Every line that includes the word "blanket" is to be listed.

** Begin **

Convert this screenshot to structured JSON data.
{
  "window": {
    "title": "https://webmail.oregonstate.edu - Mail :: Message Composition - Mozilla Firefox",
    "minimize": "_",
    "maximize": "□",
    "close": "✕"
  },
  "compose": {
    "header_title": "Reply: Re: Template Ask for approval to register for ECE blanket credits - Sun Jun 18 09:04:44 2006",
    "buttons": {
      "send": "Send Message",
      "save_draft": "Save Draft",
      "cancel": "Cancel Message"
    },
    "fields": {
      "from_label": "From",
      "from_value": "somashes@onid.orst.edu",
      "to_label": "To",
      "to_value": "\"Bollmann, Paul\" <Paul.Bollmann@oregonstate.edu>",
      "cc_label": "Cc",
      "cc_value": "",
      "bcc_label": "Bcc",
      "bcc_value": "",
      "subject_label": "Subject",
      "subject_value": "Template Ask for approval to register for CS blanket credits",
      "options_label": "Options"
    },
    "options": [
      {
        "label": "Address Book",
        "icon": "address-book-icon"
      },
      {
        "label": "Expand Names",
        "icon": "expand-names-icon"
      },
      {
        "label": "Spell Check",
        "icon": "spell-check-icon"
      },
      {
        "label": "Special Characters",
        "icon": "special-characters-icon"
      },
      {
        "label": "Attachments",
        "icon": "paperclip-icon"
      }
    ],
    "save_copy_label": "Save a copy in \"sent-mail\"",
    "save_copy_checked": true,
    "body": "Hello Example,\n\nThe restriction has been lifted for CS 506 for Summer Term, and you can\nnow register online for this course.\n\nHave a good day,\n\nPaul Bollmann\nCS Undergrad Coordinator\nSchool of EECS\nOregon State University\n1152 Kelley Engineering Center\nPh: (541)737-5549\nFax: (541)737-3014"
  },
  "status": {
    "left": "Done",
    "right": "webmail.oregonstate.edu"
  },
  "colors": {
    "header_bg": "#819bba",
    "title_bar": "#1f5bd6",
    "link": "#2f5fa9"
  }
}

** End **

**FINAL RESULT**.
    "header_title": "Reply: Re: Template Ask for approval to register for ECE blanket credits - Sun Jun 18 09:04:44 2006",
      "subject_value": "Template Ask for approval to register for CS blanket credits",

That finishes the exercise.